### EXERCISE INSTRUCTIONS
Reproduce the listing word for word, leaving every picture behind.

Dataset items
--- START ---
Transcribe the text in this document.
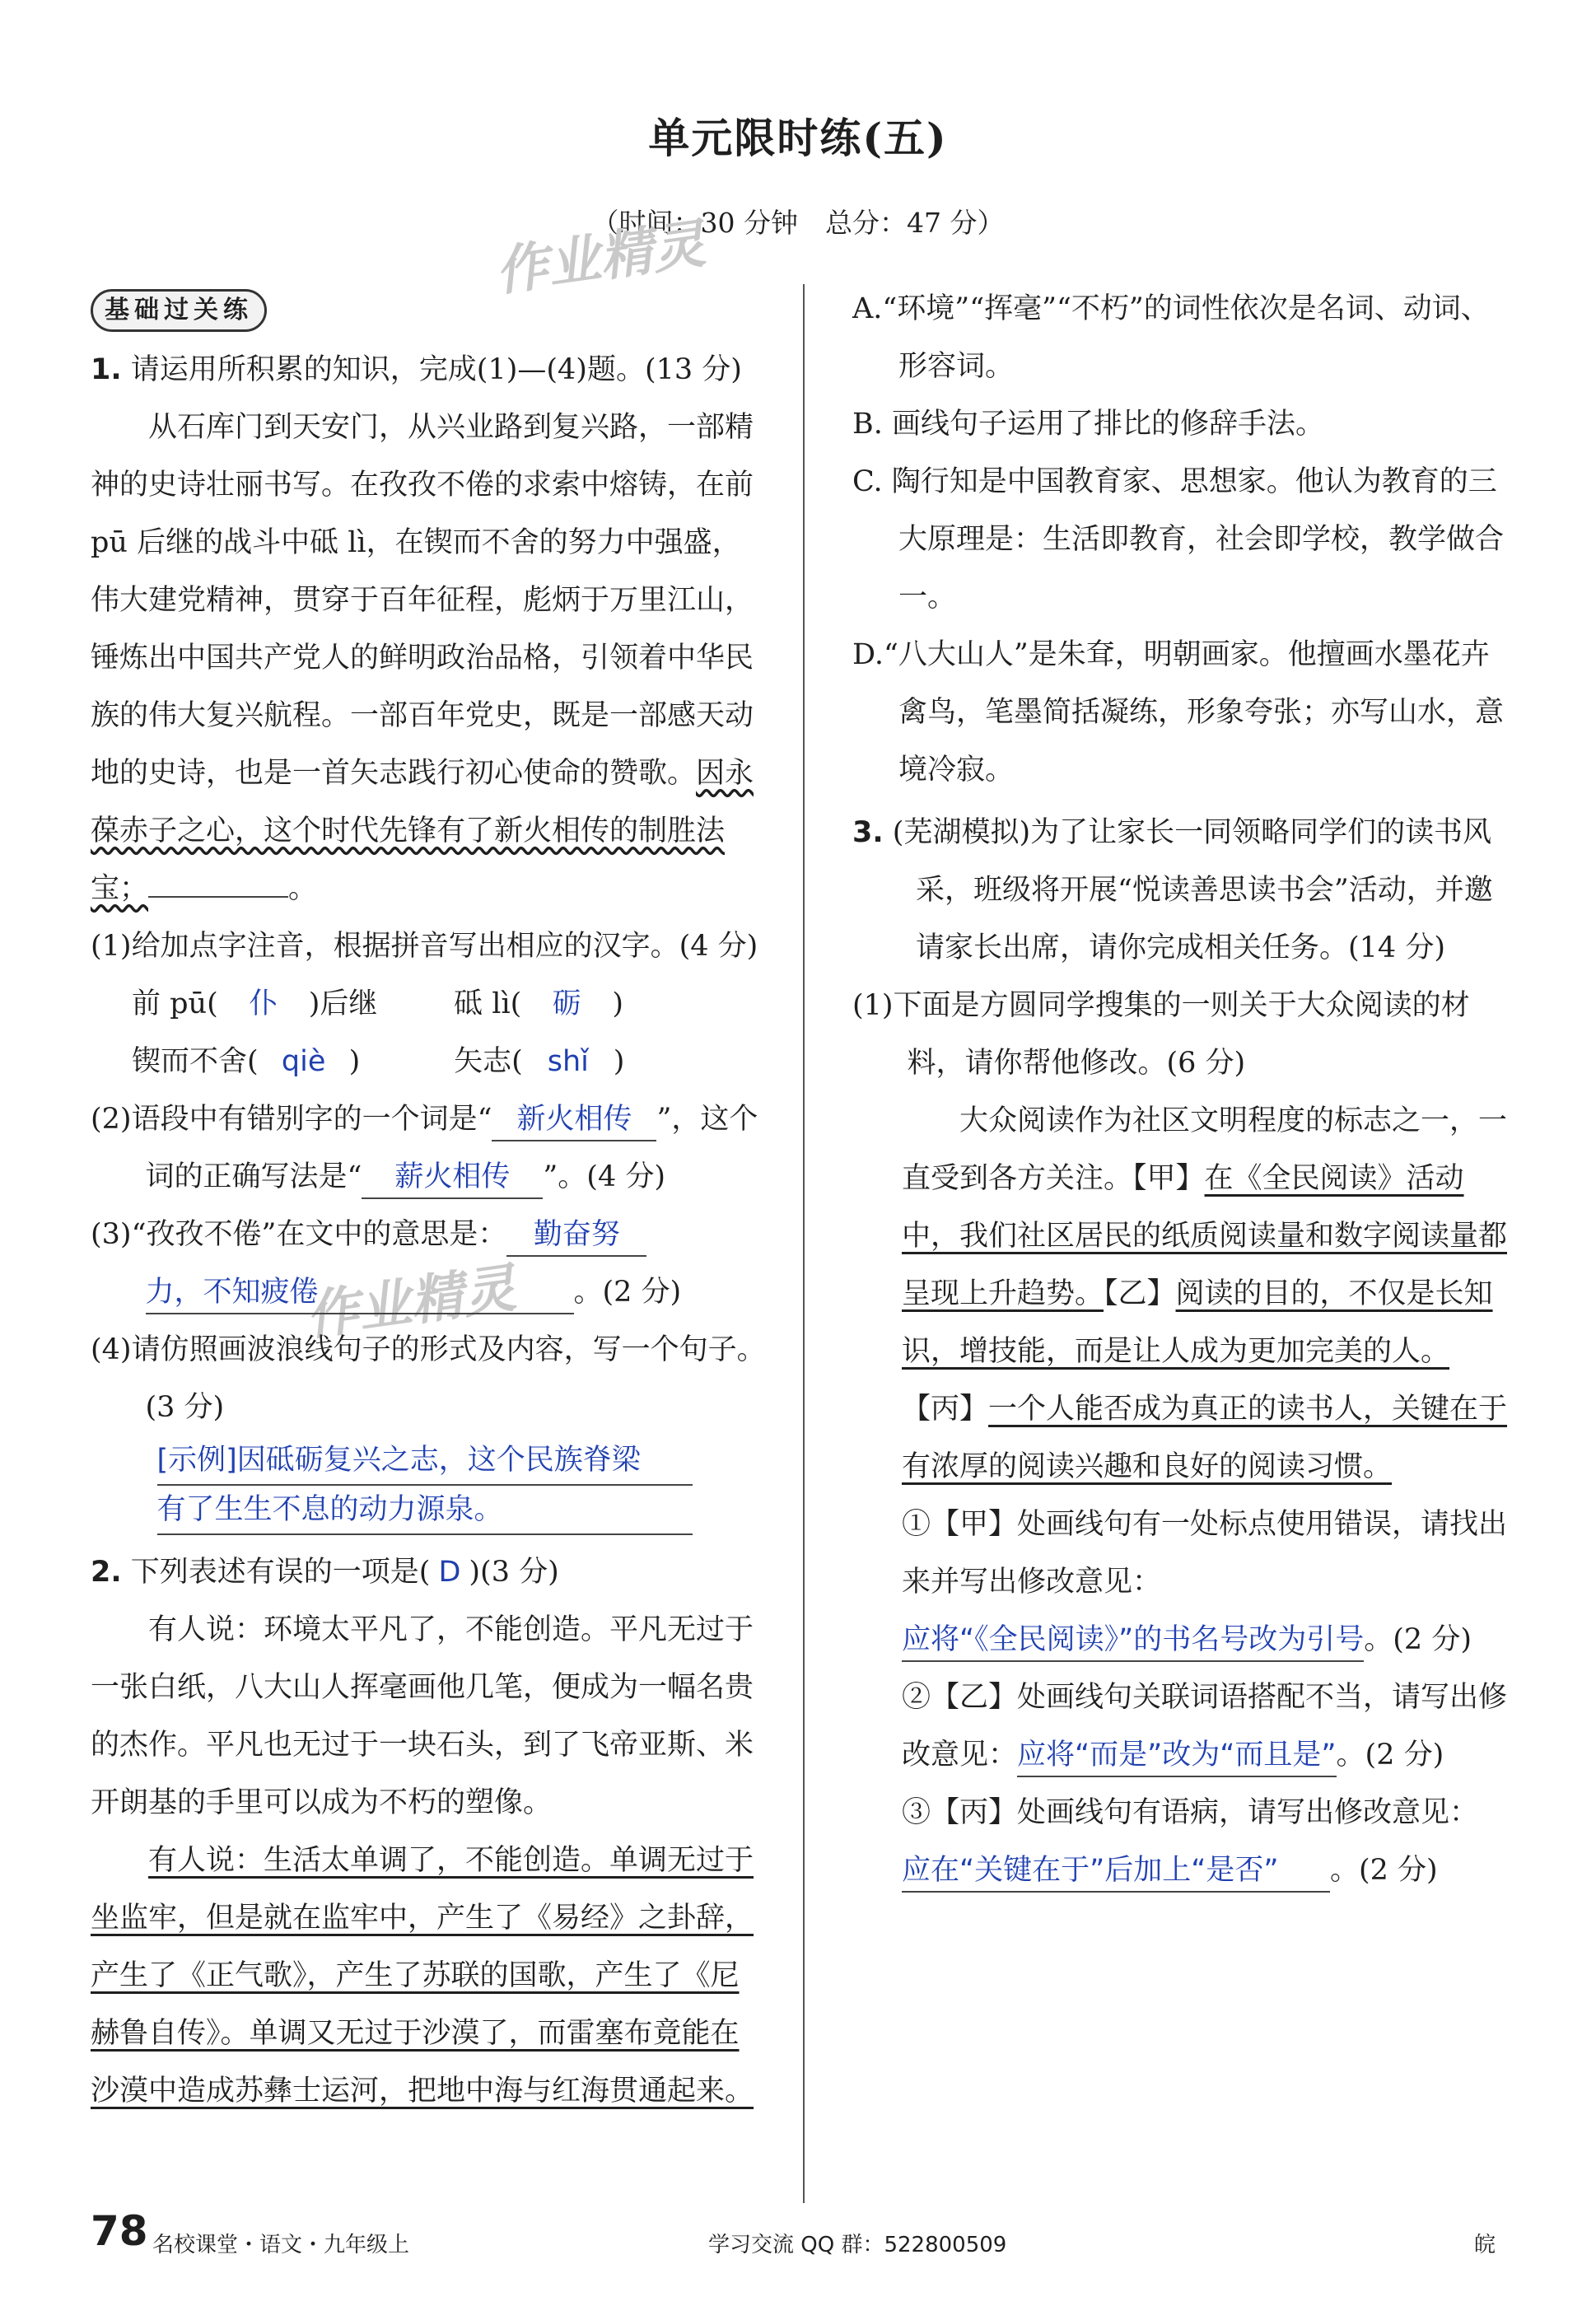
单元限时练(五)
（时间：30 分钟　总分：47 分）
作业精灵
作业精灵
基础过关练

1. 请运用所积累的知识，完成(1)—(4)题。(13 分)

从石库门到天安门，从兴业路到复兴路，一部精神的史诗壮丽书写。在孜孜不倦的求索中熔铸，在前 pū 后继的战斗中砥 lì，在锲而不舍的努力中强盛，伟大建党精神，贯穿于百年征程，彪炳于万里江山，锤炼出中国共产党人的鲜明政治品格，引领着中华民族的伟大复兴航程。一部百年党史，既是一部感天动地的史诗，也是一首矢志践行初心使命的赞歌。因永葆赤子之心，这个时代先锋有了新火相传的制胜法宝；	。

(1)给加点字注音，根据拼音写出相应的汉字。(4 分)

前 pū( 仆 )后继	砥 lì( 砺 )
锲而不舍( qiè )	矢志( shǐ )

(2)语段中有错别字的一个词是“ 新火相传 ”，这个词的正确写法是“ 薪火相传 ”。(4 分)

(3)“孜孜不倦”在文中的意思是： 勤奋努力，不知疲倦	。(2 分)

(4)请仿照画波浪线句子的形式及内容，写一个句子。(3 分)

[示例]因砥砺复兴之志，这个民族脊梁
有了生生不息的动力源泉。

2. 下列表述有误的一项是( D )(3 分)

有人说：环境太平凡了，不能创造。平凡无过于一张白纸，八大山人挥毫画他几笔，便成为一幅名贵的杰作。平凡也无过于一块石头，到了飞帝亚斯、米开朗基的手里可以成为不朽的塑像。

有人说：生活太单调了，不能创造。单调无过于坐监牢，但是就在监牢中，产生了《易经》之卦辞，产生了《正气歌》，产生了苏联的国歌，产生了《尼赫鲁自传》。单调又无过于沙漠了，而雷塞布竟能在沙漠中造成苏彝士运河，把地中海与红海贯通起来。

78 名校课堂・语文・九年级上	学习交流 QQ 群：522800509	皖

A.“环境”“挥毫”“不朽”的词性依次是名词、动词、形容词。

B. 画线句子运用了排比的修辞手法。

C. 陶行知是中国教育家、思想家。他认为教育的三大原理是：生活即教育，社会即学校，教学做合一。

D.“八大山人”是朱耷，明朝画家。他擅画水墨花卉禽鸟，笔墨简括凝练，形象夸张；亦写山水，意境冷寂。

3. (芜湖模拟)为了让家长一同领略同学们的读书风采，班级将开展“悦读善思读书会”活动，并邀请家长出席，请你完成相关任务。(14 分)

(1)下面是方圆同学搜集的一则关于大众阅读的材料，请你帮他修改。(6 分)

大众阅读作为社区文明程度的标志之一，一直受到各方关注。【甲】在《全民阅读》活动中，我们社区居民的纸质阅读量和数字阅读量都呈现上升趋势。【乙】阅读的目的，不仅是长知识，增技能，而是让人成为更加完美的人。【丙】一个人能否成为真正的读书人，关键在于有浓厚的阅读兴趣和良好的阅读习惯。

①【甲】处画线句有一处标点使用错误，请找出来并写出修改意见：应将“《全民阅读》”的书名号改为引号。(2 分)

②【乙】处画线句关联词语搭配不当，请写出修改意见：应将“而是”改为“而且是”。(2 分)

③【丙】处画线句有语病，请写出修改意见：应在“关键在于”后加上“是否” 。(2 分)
--- END ---
### TASK SOLUTION
Transcribe the text in this document.
单元限时练(五)
（时间：30 分钟　总分：47 分）
作业精灵
作业精灵
基础过关练

1. 请运用所积累的知识，完成(1)—(4)题。(13 分)

从石库门到天安门，从兴业路到复兴路，一部精神的史诗壮丽书写。在孜孜不倦的求索中熔铸，在前 pū 后继的战斗中砥 lì，在锲而不舍的努力中强盛，伟大建党精神，贯穿于百年征程，彪炳于万里江山，锤炼出中国共产党人的鲜明政治品格，引领着中华民族的伟大复兴航程。一部百年党史，既是一部感天动地的史诗，也是一首矢志践行初心使命的赞歌。因永葆赤子之心，这个时代先锋有了新火相传的制胜法宝；	。

(1)给加点字注音，根据拼音写出相应的汉字。(4 分)

前 pū( 仆 )后继	砥 lì( 砺 )
锲而不舍( qiè )	矢志( shǐ )

(2)语段中有错别字的一个词是“ 新火相传 ”，这个词的正确写法是“ 薪火相传 ”。(4 分)

(3)“孜孜不倦”在文中的意思是： 勤奋努力，不知疲倦	。(2 分)

(4)请仿照画波浪线句子的形式及内容，写一个句子。(3 分)

[示例]因砥砺复兴之志，这个民族脊梁
有了生生不息的动力源泉。

2. 下列表述有误的一项是( D )(3 分)

有人说：环境太平凡了，不能创造。平凡无过于一张白纸，八大山人挥毫画他几笔，便成为一幅名贵的杰作。平凡也无过于一块石头，到了飞帝亚斯、米开朗基的手里可以成为不朽的塑像。

有人说：生活太单调了，不能创造。单调无过于坐监牢，但是就在监牢中，产生了《易经》之卦辞，产生了《正气歌》，产生了苏联的国歌，产生了《尼赫鲁自传》。单调又无过于沙漠了，而雷塞布竟能在沙漠中造成苏彝士运河，把地中海与红海贯通起来。

78 名校课堂・语文・九年级上	学习交流 QQ 群：522800509	皖

A.“环境”“挥毫”“不朽”的词性依次是名词、动词、形容词。

B. 画线句子运用了排比的修辞手法。

C. 陶行知是中国教育家、思想家。他认为教育的三大原理是：生活即教育，社会即学校，教学做合一。

D.“八大山人”是朱耷，明朝画家。他擅画水墨花卉禽鸟，笔墨简括凝练，形象夸张；亦写山水，意境冷寂。

3. (芜湖模拟)为了让家长一同领略同学们的读书风采，班级将开展“悦读善思读书会”活动，并邀请家长出席，请你完成相关任务。(14 分)

(1)下面是方圆同学搜集的一则关于大众阅读的材料，请你帮他修改。(6 分)

大众阅读作为社区文明程度的标志之一，一直受到各方关注。【甲】在《全民阅读》活动中，我们社区居民的纸质阅读量和数字阅读量都呈现上升趋势。【乙】阅读的目的，不仅是长知识，增技能，而是让人成为更加完美的人。【丙】一个人能否成为真正的读书人，关键在于有浓厚的阅读兴趣和良好的阅读习惯。

①【甲】处画线句有一处标点使用错误，请找出来并写出修改意见：应将“《全民阅读》”的书名号改为引号。(2 分)

②【乙】处画线句关联词语搭配不当，请写出修改意见：应将“而是”改为“而且是”。(2 分)

③【丙】处画线句有语病，请写出修改意见：应在“关键在于”后加上“是否” 。(2 分)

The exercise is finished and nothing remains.